>>

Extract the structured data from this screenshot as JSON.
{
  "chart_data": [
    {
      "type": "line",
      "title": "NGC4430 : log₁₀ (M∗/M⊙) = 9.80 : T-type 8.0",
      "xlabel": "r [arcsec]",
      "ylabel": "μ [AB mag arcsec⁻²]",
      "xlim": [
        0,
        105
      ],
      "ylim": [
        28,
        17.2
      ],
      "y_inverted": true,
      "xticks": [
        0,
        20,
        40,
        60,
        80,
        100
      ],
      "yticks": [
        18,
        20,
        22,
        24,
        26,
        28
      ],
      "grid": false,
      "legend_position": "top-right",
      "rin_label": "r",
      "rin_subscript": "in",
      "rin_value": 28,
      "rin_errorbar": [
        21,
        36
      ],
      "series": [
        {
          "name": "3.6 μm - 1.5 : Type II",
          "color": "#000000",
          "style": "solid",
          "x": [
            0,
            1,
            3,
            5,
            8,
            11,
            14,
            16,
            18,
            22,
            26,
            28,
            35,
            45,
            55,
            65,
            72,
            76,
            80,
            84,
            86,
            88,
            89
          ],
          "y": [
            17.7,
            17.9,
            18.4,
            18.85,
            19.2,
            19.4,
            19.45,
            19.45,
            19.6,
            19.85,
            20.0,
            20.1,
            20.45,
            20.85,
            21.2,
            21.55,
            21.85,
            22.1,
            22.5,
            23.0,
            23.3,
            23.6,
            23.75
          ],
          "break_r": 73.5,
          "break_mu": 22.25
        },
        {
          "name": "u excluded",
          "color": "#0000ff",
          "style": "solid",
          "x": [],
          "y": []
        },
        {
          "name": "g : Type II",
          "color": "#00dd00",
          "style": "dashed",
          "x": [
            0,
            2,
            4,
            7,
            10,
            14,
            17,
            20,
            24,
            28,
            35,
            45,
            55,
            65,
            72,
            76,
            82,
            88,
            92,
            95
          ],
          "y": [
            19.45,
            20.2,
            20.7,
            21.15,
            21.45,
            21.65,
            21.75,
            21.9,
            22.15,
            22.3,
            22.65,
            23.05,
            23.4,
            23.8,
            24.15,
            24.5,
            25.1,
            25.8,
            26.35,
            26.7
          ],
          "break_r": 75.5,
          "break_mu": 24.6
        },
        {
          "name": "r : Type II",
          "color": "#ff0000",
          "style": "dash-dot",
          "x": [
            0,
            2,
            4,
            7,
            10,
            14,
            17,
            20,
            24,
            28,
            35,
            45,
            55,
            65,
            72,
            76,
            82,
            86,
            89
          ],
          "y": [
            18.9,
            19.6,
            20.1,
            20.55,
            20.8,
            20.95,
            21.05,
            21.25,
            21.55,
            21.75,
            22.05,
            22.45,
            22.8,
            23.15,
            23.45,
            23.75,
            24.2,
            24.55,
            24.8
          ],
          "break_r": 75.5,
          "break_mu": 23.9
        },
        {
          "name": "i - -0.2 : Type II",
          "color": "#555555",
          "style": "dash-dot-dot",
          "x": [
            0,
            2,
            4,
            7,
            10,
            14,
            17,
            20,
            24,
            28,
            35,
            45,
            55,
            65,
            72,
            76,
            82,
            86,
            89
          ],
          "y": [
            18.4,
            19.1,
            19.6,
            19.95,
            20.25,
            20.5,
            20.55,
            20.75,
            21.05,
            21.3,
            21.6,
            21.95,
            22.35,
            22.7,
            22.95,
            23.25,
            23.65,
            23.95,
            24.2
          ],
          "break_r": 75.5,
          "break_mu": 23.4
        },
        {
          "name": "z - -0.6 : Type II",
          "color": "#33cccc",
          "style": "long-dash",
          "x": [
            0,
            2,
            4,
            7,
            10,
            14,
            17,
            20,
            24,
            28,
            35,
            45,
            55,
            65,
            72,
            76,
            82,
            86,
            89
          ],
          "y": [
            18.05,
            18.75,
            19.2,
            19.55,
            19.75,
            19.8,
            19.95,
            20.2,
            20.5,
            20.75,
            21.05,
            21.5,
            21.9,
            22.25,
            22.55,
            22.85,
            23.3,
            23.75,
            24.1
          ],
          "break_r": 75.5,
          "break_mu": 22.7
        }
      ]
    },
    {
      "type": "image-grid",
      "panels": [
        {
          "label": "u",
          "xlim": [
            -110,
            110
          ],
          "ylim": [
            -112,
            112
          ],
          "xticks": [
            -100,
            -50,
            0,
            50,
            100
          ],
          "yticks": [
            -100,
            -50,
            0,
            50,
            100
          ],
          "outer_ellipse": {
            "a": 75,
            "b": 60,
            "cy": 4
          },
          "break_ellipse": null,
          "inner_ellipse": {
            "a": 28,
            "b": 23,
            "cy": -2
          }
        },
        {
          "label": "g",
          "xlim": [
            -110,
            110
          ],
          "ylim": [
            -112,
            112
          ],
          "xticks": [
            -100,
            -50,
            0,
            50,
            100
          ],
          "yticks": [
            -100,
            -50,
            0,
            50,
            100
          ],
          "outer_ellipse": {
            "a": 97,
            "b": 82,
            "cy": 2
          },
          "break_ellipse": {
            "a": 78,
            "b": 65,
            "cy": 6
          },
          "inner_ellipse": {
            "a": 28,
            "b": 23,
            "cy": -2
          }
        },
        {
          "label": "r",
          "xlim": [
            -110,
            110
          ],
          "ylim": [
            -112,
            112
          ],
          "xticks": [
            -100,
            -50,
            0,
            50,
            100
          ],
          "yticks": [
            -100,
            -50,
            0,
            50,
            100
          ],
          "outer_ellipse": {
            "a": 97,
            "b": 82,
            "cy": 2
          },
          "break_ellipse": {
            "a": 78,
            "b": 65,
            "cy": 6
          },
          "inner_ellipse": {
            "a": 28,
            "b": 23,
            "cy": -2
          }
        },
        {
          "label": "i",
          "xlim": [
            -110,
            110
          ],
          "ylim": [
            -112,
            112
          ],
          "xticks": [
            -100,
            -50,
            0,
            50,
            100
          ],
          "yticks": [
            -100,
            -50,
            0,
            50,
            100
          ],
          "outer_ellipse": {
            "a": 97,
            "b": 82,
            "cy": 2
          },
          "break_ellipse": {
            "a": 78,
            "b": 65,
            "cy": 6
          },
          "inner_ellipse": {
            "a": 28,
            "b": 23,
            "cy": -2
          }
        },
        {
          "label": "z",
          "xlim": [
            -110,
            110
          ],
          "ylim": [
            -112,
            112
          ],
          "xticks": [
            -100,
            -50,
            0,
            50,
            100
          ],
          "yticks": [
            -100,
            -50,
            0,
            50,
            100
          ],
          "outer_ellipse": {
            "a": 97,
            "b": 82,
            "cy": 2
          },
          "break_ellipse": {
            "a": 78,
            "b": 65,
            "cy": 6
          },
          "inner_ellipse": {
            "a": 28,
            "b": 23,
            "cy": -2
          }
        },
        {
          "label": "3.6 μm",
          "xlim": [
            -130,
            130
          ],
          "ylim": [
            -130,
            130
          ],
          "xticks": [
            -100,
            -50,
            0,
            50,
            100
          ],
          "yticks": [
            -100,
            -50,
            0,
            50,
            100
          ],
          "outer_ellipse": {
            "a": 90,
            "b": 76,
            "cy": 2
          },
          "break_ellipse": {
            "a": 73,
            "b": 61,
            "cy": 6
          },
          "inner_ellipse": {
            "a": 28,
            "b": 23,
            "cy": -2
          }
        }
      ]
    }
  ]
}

<<

• [Problem] Each line above must be printed exactly as it appears.

• [Response to this exercise]
Extract the structured data from this screenshot as JSON.
{
  "chart_data": [
    {
      "type": "line",
      "title": "NGC4430 : log₁₀ (M∗/M⊙) = 9.80 : T-type 8.0",
      "xlabel": "r [arcsec]",
      "ylabel": "μ [AB mag arcsec⁻²]",
      "xlim": [
        0,
        105
      ],
      "ylim": [
        28,
        17.2
      ],
      "y_inverted": true,
      "xticks": [
        0,
        20,
        40,
        60,
        80,
        100
      ],
      "yticks": [
        18,
        20,
        22,
        24,
        26,
        28
      ],
      "grid": false,
      "legend_position": "top-right",
      "rin_label": "r",
      "rin_subscript": "in",
      "rin_value": 28,
      "rin_errorbar": [
        21,
        36
      ],
      "series": [
        {
          "name": "3.6 μm - 1.5 : Type II",
          "color": "#000000",
          "style": "solid",
          "x": [
            0,
            1,
            3,
            5,
            8,
            11,
            14,
            16,
            18,
            22,
            26,
            28,
            35,
            45,
            55,
            65,
            72,
            76,
            80,
            84,
            86,
            88,
            89
          ],
          "y": [
            17.7,
            17.9,
            18.4,
            18.85,
            19.2,
            19.4,
            19.45,
            19.45,
            19.6,
            19.85,
            20.0,
            20.1,
            20.45,
            20.85,
            21.2,
            21.55,
            21.85,
            22.1,
            22.5,
            23.0,
            23.3,
            23.6,
            23.75
          ],
          "break_r": 73.5,
          "break_mu": 22.25
        },
        {
          "name": "u excluded",
          "color": "#0000ff",
          "style": "solid",
          "x": [],
          "y": []
        },
        {
          "name": "g : Type II",
          "color": "#00dd00",
          "style": "dashed",
          "x": [
            0,
            2,
            4,
            7,
            10,
            14,
            17,
            20,
            24,
            28,
            35,
            45,
            55,
            65,
            72,
            76,
            82,
            88,
            92,
            95
          ],
          "y": [
            19.45,
            20.2,
            20.7,
            21.15,
            21.45,
            21.65,
            21.75,
            21.9,
            22.15,
            22.3,
            22.65,
            23.05,
            23.4,
            23.8,
            24.15,
            24.5,
            25.1,
            25.8,
            26.35,
            26.7
          ],
          "break_r": 75.5,
          "break_mu": 24.6
        },
        {
          "name": "r : Type II",
          "color": "#ff0000",
          "style": "dash-dot",
          "x": [
            0,
            2,
            4,
            7,
            10,
            14,
            17,
            20,
            24,
            28,
            35,
            45,
            55,
            65,
            72,
            76,
            82,
            86,
            89
          ],
          "y": [
            18.9,
            19.6,
            20.1,
            20.55,
            20.8,
            20.95,
            21.05,
            21.25,
            21.55,
            21.75,
            22.05,
            22.45,
            22.8,
            23.15,
            23.45,
            23.75,
            24.2,
            24.55,
            24.8
          ],
          "break_r": 75.5,
          "break_mu": 23.9
        },
        {
          "name": "i - -0.2 : Type II",
          "color": "#555555",
          "style": "dash-dot-dot",
          "x": [
            0,
            2,
            4,
            7,
            10,
            14,
            17,
            20,
            24,
            28,
            35,
            45,
            55,
            65,
            72,
            76,
            82,
            86,
            89
          ],
          "y": [
            18.4,
            19.1,
            19.6,
            19.95,
            20.25,
            20.5,
            20.55,
            20.75,
            21.05,
            21.3,
            21.6,
            21.95,
            22.35,
            22.7,
            22.95,
            23.25,
            23.65,
            23.95,
            24.2
          ],
          "break_r": 75.5,
          "break_mu": 23.4
        },
        {
          "name": "z - -0.6 : Type II",
          "color": "#33cccc",
          "style": "long-dash",
          "x": [
            0,
            2,
            4,
            7,
            10,
            14,
            17,
            20,
            24,
            28,
            35,
            45,
            55,
            65,
            72,
            76,
            82,
            86,
            89
          ],
          "y": [
            18.05,
            18.75,
            19.2,
            19.55,
            19.75,
            19.8,
            19.95,
            20.2,
            20.5,
            20.75,
            21.05,
            21.5,
            21.9,
            22.25,
            22.55,
            22.85,
            23.3,
            23.75,
            24.1
          ],
          "break_r": 75.5,
          "break_mu": 22.7
        }
      ]
    },
    {
      "type": "image-grid",
      "panels": [
        {
          "label": "u",
          "xlim": [
            -110,
            110
          ],
          "ylim": [
            -112,
            112
          ],
          "xticks": [
            -100,
            -50,
            0,
            50,
            100
          ],
          "yticks": [
            -100,
            -50,
            0,
            50,
            100
          ],
          "outer_ellipse": {
            "a": 75,
            "b": 60,
            "cy": 4
          },
          "break_ellipse": null,
          "inner_ellipse": {
            "a": 28,
            "b": 23,
            "cy": -2
          }
        },
        {
          "label": "g",
          "xlim": [
            -110,
            110
          ],
          "ylim": [
            -112,
            112
          ],
          "xticks": [
            -100,
            -50,
            0,
            50,
            100
          ],
          "yticks": [
            -100,
            -50,
            0,
            50,
            100
          ],
          "outer_ellipse": {
            "a": 97,
            "b": 82,
            "cy": 2
          },
          "break_ellipse": {
            "a": 78,
            "b": 65,
            "cy": 6
          },
          "inner_ellipse": {
            "a": 28,
            "b": 23,
            "cy": -2
          }
        },
        {
          "label": "r",
          "xlim": [
            -110,
            110
          ],
          "ylim": [
            -112,
            112
          ],
          "xticks": [
            -100,
            -50,
            0,
            50,
            100
          ],
          "yticks": [
            -100,
            -50,
            0,
            50,
            100
          ],
          "outer_ellipse": {
            "a": 97,
            "b": 82,
            "cy": 2
          },
          "break_ellipse": {
            "a": 78,
            "b": 65,
            "cy": 6
          },
          "inner_ellipse": {
            "a": 28,
            "b": 23,
            "cy": -2
          }
        },
        {
          "label": "i",
          "xlim": [
            -110,
            110
          ],
          "ylim": [
            -112,
            112
          ],
          "xticks": [
            -100,
            -50,
            0,
            50,
            100
          ],
          "yticks": [
            -100,
            -50,
            0,
            50,
            100
          ],
          "outer_ellipse": {
            "a": 97,
            "b": 82,
            "cy": 2
          },
          "break_ellipse": {
            "a": 78,
            "b": 65,
            "cy": 6
          },
          "inner_ellipse": {
            "a": 28,
            "b": 23,
            "cy": -2
          }
        },
        {
          "label": "z",
          "xlim": [
            -110,
            110
          ],
          "ylim": [
            -112,
            112
          ],
          "xticks": [
            -100,
            -50,
            0,
            50,
            100
          ],
          "yticks": [
            -100,
            -50,
            0,
            50,
            100
          ],
          "outer_ellipse": {
            "a": 97,
            "b": 82,
            "cy": 2
          },
          "break_ellipse": {
            "a": 78,
            "b": 65,
            "cy": 6
          },
          "inner_ellipse": {
            "a": 28,
            "b": 23,
            "cy": -2
          }
        },
        {
          "label": "3.6 μm",
          "xlim": [
            -130,
            130
          ],
          "ylim": [
            -130,
            130
          ],
          "xticks": [
            -100,
            -50,
            0,
            50,
            100
          ],
          "yticks": [
            -100,
            -50,
            0,
            50,
            100
          ],
          "outer_ellipse": {
            "a": 90,
            "b": 76,
            "cy": 2
          },
          "break_ellipse": {
            "a": 73,
            "b": 61,
            "cy": 6
          },
          "inner_ellipse": {
            "a": 28,
            "b": 23,
            "cy": -2
          }
        }
      ]
    }
  ]
}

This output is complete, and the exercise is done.